DIRECTION: Reproduce every line of the records below word for word, omitting the pictures.
^^^^^^^^^^^^^^^^
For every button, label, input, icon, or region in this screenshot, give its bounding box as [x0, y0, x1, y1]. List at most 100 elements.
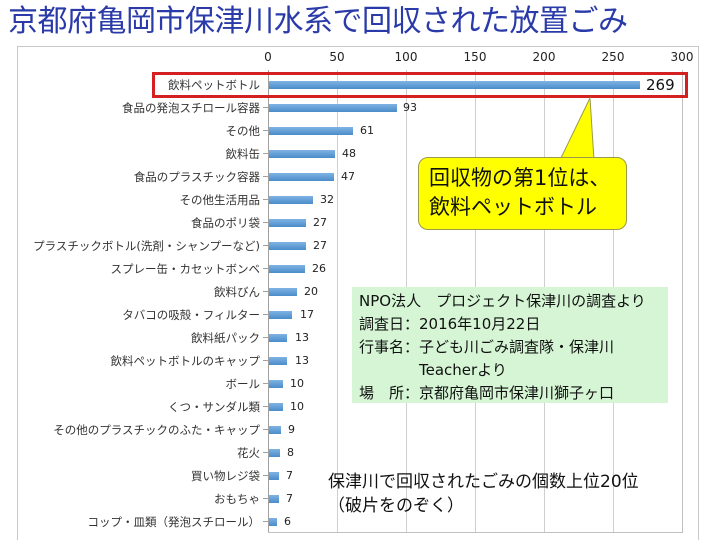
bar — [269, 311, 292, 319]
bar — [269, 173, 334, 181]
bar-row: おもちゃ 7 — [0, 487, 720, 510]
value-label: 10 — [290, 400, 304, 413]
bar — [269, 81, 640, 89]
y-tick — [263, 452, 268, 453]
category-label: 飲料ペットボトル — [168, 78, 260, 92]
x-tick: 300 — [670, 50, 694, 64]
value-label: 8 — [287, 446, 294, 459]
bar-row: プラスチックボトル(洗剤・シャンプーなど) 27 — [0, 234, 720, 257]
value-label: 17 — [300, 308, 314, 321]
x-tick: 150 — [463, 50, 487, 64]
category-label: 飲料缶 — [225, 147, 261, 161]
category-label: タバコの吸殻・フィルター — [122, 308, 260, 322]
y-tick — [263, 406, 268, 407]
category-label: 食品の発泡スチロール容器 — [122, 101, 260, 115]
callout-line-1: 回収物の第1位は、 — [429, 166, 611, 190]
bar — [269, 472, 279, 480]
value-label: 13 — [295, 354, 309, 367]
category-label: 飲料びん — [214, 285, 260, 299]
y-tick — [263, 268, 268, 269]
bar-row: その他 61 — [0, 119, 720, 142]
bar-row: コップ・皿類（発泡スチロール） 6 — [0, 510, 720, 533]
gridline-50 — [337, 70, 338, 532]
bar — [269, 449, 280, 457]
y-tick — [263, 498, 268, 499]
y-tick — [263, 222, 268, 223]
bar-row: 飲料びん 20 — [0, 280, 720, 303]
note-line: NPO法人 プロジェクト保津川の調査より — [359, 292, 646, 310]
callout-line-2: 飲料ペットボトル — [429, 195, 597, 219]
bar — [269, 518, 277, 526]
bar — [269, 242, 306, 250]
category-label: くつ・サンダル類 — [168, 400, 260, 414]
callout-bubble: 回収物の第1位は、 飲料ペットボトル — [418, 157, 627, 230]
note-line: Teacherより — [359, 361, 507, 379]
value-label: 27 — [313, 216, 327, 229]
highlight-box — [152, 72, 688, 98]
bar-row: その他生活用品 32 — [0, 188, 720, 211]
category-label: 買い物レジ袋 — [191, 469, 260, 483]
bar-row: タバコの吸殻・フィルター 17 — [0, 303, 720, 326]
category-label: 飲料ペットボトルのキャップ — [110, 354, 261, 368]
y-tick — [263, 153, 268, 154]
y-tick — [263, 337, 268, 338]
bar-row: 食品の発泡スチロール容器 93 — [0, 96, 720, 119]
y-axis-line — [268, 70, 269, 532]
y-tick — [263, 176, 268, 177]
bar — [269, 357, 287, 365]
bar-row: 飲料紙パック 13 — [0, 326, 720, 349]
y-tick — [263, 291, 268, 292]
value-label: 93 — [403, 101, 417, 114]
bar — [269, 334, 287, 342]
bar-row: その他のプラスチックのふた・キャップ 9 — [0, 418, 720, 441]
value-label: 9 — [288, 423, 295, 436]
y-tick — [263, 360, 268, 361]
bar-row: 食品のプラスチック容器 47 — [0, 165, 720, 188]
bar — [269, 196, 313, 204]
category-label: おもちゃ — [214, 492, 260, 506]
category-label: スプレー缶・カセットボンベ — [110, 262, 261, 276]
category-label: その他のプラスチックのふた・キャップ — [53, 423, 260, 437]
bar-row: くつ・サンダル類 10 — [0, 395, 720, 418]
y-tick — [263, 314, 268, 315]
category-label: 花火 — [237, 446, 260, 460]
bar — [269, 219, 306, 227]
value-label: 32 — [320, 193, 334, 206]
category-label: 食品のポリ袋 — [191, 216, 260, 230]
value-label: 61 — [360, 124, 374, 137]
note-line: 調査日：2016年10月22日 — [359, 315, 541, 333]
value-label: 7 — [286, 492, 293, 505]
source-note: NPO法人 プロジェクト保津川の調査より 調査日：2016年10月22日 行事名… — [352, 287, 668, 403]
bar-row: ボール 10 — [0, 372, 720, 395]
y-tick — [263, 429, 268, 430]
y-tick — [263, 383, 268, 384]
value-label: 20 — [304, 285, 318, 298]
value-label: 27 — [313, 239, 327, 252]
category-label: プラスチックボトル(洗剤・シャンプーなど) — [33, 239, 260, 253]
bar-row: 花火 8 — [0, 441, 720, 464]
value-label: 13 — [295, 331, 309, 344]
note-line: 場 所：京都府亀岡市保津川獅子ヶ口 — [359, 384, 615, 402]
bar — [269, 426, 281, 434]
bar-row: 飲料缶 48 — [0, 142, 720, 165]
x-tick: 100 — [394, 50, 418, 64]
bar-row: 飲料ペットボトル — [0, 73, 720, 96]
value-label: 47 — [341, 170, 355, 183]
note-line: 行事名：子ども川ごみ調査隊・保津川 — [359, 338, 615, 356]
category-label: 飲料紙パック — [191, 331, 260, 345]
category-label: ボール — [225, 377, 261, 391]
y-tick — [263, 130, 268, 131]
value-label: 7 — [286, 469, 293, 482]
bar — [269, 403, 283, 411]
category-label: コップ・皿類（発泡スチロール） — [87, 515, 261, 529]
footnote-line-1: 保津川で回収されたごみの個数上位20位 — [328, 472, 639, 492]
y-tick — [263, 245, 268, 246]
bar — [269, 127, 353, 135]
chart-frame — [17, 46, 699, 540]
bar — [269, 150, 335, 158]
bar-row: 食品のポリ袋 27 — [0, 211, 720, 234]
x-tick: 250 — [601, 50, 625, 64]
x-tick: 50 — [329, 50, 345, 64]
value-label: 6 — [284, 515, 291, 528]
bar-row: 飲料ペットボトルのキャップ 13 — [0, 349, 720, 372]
^^^^^^^^^^^^^^^^
RESULT FOR THIS TASK:
For every button, label, input, icon, or region in this screenshot, give its bounding box as [x0, y0, x1, y1]. List at most 100 elements.
bar — [269, 311, 292, 319]
bar — [269, 173, 334, 181]
bar-row: おもちゃ 7 — [0, 487, 720, 510]
value-label: 10 — [290, 400, 304, 413]
bar — [269, 81, 640, 89]
y-tick — [263, 452, 268, 453]
category-label: 飲料ペットボトル — [168, 78, 260, 92]
x-tick: 300 — [670, 50, 694, 64]
value-label: 8 — [287, 446, 294, 459]
bar-row: プラスチックボトル(洗剤・シャンプーなど) 27 — [0, 234, 720, 257]
value-label: 17 — [300, 308, 314, 321]
x-tick: 150 — [463, 50, 487, 64]
category-label: 飲料缶 — [225, 147, 261, 161]
category-label: タバコの吸殻・フィルター — [122, 308, 260, 322]
y-tick — [263, 406, 268, 407]
category-label: 食品の発泡スチロール容器 — [122, 101, 260, 115]
callout-line-1: 回収物の第1位は、 — [429, 166, 611, 190]
bar — [269, 472, 279, 480]
value-label: 13 — [295, 354, 309, 367]
category-label: 飲料びん — [214, 285, 260, 299]
y-tick — [263, 268, 268, 269]
bar-row: その他 61 — [0, 119, 720, 142]
bar-row: コップ・皿類（発泡スチロール） 6 — [0, 510, 720, 533]
gridline-50 — [337, 70, 338, 532]
bar — [269, 449, 280, 457]
y-tick — [263, 498, 268, 499]
y-tick — [263, 222, 268, 223]
bar-row: 飲料びん 20 — [0, 280, 720, 303]
note-line: NPO法人 プロジェクト保津川の調査より — [359, 292, 646, 310]
callout-line-2: 飲料ペットボトル — [429, 195, 597, 219]
bar — [269, 518, 277, 526]
bar — [269, 242, 306, 250]
category-label: くつ・サンダル類 — [168, 400, 260, 414]
callout-bubble: 回収物の第1位は、 飲料ペットボトル — [418, 157, 627, 230]
note-line: Teacherより — [359, 361, 507, 379]
value-label: 27 — [313, 216, 327, 229]
highlight-box — [152, 72, 688, 98]
bar-row: その他生活用品 32 — [0, 188, 720, 211]
category-label: 買い物レジ袋 — [191, 469, 260, 483]
bar-row: タバコの吸殻・フィルター 17 — [0, 303, 720, 326]
category-label: 飲料ペットボトルのキャップ — [110, 354, 261, 368]
y-tick — [263, 153, 268, 154]
y-tick — [263, 337, 268, 338]
bar-row: 食品の発泡スチロール容器 93 — [0, 96, 720, 119]
y-axis-line — [268, 70, 269, 532]
y-tick — [263, 176, 268, 177]
bar — [269, 357, 287, 365]
bar-row: 飲料紙パック 13 — [0, 326, 720, 349]
y-tick — [263, 291, 268, 292]
value-label: 93 — [403, 101, 417, 114]
bar — [269, 334, 287, 342]
bar-row: その他のプラスチックのふた・キャップ 9 — [0, 418, 720, 441]
value-label: 9 — [288, 423, 295, 436]
y-tick — [263, 360, 268, 361]
bar-row: 食品のプラスチック容器 47 — [0, 165, 720, 188]
bar — [269, 196, 313, 204]
category-label: おもちゃ — [214, 492, 260, 506]
category-label: スプレー缶・カセットボンベ — [110, 262, 261, 276]
category-label: その他のプラスチックのふた・キャップ — [53, 423, 260, 437]
bar-row: くつ・サンダル類 10 — [0, 395, 720, 418]
y-tick — [263, 314, 268, 315]
category-label: 花火 — [237, 446, 260, 460]
bar — [269, 219, 306, 227]
value-label: 32 — [320, 193, 334, 206]
category-label: 食品のポリ袋 — [191, 216, 260, 230]
value-label: 61 — [360, 124, 374, 137]
note-line: 調査日：2016年10月22日 — [359, 315, 541, 333]
value-label: 7 — [286, 492, 293, 505]
source-note: NPO法人 プロジェクト保津川の調査より 調査日：2016年10月22日 行事名… — [352, 287, 668, 403]
bar-row: ボール 10 — [0, 372, 720, 395]
y-tick — [263, 429, 268, 430]
y-tick — [263, 383, 268, 384]
value-label: 20 — [304, 285, 318, 298]
value-label: 27 — [313, 239, 327, 252]
category-label: プラスチックボトル(洗剤・シャンプーなど) — [33, 239, 260, 253]
bar-row: 花火 8 — [0, 441, 720, 464]
value-label: 13 — [295, 331, 309, 344]
note-line: 場 所：京都府亀岡市保津川獅子ヶ口 — [359, 384, 615, 402]
bar — [269, 426, 281, 434]
bar-row: 飲料缶 48 — [0, 142, 720, 165]
x-tick: 100 — [394, 50, 418, 64]
bar-row: 飲料ペットボトル — [0, 73, 720, 96]
value-label: 47 — [341, 170, 355, 183]
note-line: 行事名：子ども川ごみ調査隊・保津川 — [359, 338, 615, 356]
category-label: 飲料紙パック — [191, 331, 260, 345]
category-label: ボール — [225, 377, 261, 391]
y-tick — [263, 130, 268, 131]
value-label: 7 — [286, 469, 293, 482]
bar — [269, 403, 283, 411]
category-label: コップ・皿類（発泡スチロール） — [87, 515, 261, 529]
footnote-line-1: 保津川で回収されたごみの個数上位20位 — [328, 472, 639, 492]
y-tick — [263, 245, 268, 246]
bar — [269, 127, 353, 135]
chart-frame — [17, 46, 699, 540]
bar — [269, 150, 335, 158]
bar-row: 食品のポリ袋 27 — [0, 211, 720, 234]
x-tick: 250 — [601, 50, 625, 64]
x-tick: 50 — [329, 50, 345, 64]
value-label: 6 — [284, 515, 291, 528]
bar-row: 飲料ペットボトルのキャップ 13 — [0, 349, 720, 372]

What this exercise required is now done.